▸ PROBLEM: Can you write out all the lines word for word, with no pictures?

▸ RECORDS FOR THE EXERCISE:
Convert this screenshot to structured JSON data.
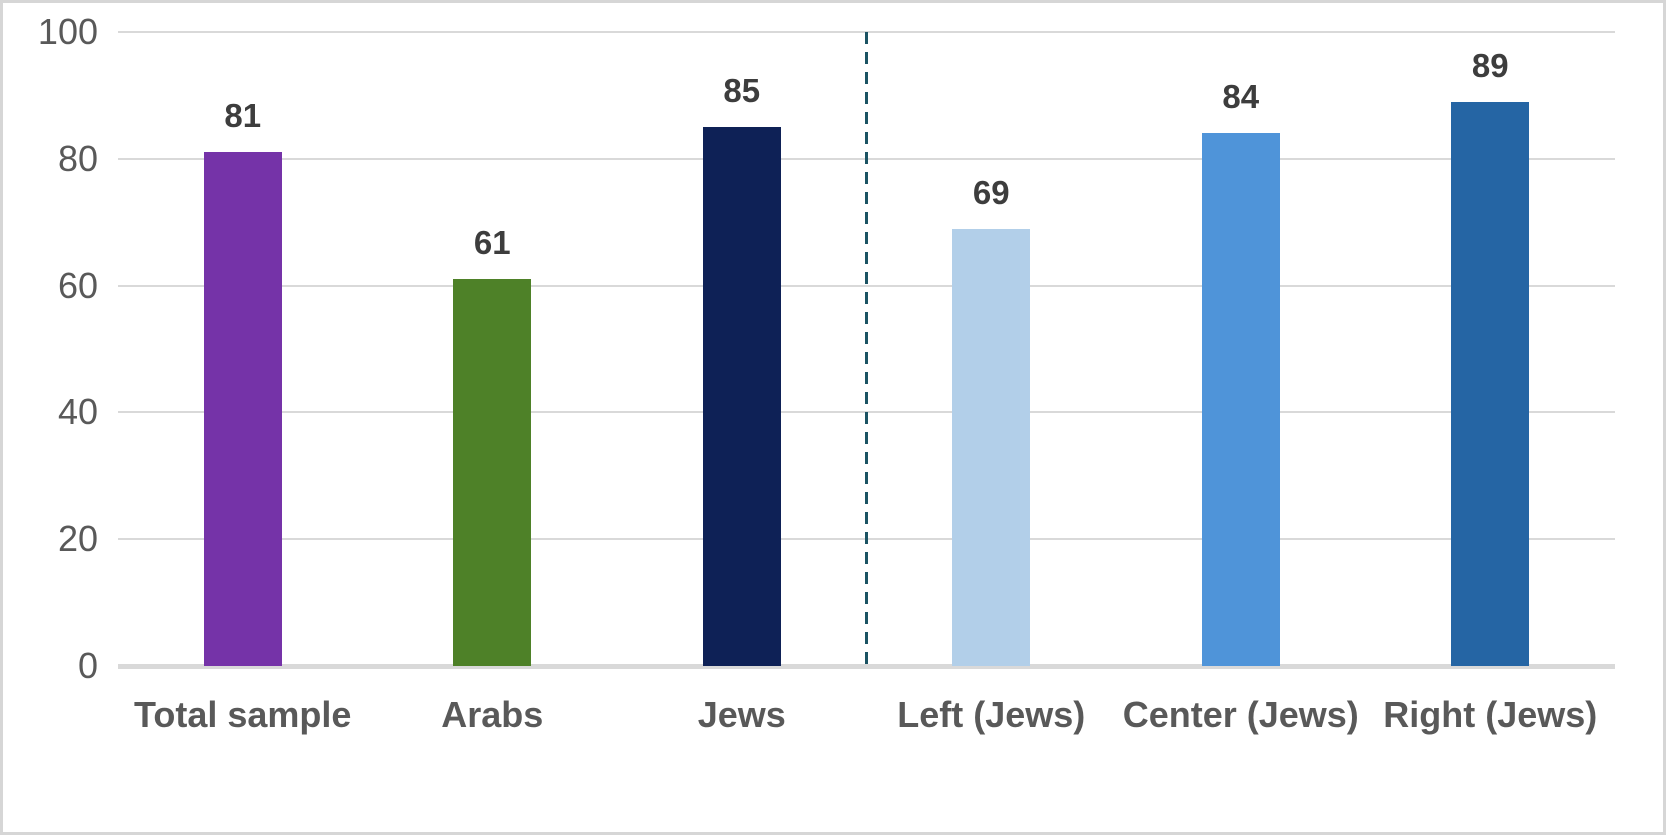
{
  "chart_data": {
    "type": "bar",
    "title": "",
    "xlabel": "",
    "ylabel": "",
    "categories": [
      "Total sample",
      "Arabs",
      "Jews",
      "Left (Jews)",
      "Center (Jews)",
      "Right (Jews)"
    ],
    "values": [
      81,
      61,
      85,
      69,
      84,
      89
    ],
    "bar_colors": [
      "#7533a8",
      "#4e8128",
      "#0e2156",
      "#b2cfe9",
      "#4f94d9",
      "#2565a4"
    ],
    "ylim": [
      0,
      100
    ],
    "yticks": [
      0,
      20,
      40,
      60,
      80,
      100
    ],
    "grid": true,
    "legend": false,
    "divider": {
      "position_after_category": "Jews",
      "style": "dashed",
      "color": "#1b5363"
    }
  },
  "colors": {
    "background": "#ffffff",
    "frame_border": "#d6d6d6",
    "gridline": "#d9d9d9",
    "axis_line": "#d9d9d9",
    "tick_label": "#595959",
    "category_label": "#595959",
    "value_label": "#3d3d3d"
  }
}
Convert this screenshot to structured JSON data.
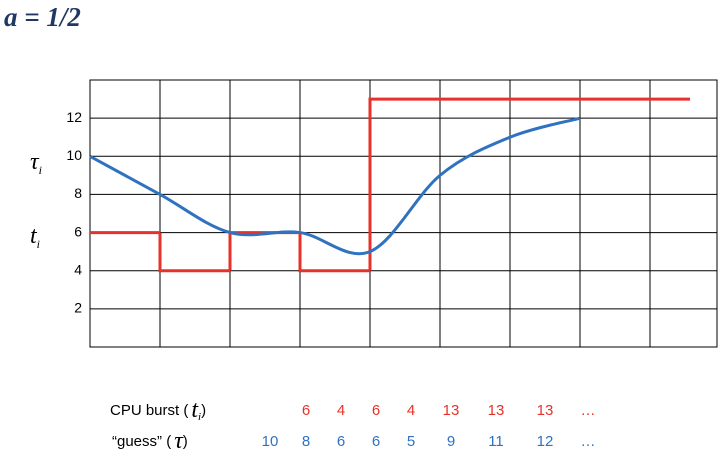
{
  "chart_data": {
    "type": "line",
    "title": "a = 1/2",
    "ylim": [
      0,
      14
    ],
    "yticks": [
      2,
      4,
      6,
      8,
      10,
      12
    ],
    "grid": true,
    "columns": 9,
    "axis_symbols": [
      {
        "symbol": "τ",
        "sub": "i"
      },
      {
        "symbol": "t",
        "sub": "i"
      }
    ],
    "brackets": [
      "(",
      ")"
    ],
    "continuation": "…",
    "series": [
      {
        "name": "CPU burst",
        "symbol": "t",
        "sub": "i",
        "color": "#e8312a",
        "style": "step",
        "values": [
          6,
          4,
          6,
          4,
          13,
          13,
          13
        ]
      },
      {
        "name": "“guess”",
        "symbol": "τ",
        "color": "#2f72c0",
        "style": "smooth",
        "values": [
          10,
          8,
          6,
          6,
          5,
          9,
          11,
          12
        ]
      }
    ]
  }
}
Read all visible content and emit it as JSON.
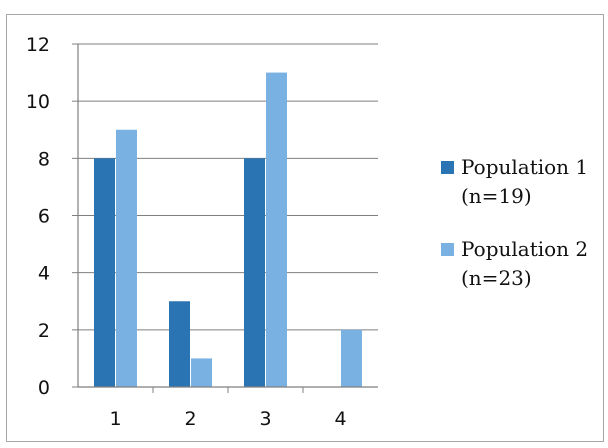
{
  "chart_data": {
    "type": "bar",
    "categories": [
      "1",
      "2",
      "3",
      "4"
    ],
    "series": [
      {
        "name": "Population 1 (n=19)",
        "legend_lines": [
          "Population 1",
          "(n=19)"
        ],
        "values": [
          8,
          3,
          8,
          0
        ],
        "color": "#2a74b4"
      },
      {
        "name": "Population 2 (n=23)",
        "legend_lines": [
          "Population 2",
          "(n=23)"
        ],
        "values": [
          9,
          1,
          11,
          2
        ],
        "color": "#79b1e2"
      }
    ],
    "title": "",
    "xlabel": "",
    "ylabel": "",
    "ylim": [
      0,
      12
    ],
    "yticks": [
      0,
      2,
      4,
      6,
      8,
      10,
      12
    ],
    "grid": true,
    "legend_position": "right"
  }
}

▸ EXERCISE OUTPUT:
Convert this screenshot to structured JSON data.
{
  "chart_data": {
    "type": "bar",
    "title": "",
    "xlabel": "",
    "ylabel": "",
    "categories": [
      "Total sample",
      "Arabs",
      "Jews",
      "Left (Jews)",
      "Center (Jews)",
      "Right (Jews)"
    ],
    "values": [
      81,
      61,
      85,
      69,
      84,
      89
    ],
    "bar_colors": [
      "#7533a8",
      "#4e8128",
      "#0e2156",
      "#b2cfe9",
      "#4f94d9",
      "#2565a4"
    ],
    "ylim": [
      0,
      100
    ],
    "yticks": [
      0,
      20,
      40,
      60,
      80,
      100
    ],
    "grid": true,
    "legend": false,
    "divider": {
      "position_after_category": "Jews",
      "style": "dashed",
      "color": "#1b5363"
    }
  },
  "colors": {
    "background": "#ffffff",
    "frame_border": "#d6d6d6",
    "gridline": "#d9d9d9",
    "axis_line": "#d9d9d9",
    "tick_label": "#595959",
    "category_label": "#595959",
    "value_label": "#3d3d3d"
  }
}
Convert this screenshot to structured JSON data.
{
  "chart_data": {
    "type": "line",
    "title": "a = 1/2",
    "ylim": [
      0,
      14
    ],
    "yticks": [
      2,
      4,
      6,
      8,
      10,
      12
    ],
    "grid": true,
    "columns": 9,
    "axis_symbols": [
      {
        "symbol": "τ",
        "sub": "i"
      },
      {
        "symbol": "t",
        "sub": "i"
      }
    ],
    "brackets": [
      "(",
      ")"
    ],
    "continuation": "…",
    "series": [
      {
        "name": "CPU burst",
        "symbol": "t",
        "sub": "i",
        "color": "#e8312a",
        "style": "step",
        "values": [
          6,
          4,
          6,
          4,
          13,
          13,
          13
        ]
      },
      {
        "name": "“guess”",
        "symbol": "τ",
        "color": "#2f72c0",
        "style": "smooth",
        "values": [
          10,
          8,
          6,
          6,
          5,
          9,
          11,
          12
        ]
      }
    ]
  }
}
Read all visible content and emit it as JSON.
{
  "chart_data": {
    "type": "bar",
    "categories": [
      "1",
      "2",
      "3",
      "4"
    ],
    "series": [
      {
        "name": "Population 1 (n=19)",
        "legend_lines": [
          "Population 1",
          "(n=19)"
        ],
        "values": [
          8,
          3,
          8,
          0
        ],
        "color": "#2a74b4"
      },
      {
        "name": "Population 2 (n=23)",
        "legend_lines": [
          "Population 2",
          "(n=23)"
        ],
        "values": [
          9,
          1,
          11,
          2
        ],
        "color": "#79b1e2"
      }
    ],
    "title": "",
    "xlabel": "",
    "ylabel": "",
    "ylim": [
      0,
      12
    ],
    "yticks": [
      0,
      2,
      4,
      6,
      8,
      10,
      12
    ],
    "grid": true,
    "legend_position": "right"
  }
}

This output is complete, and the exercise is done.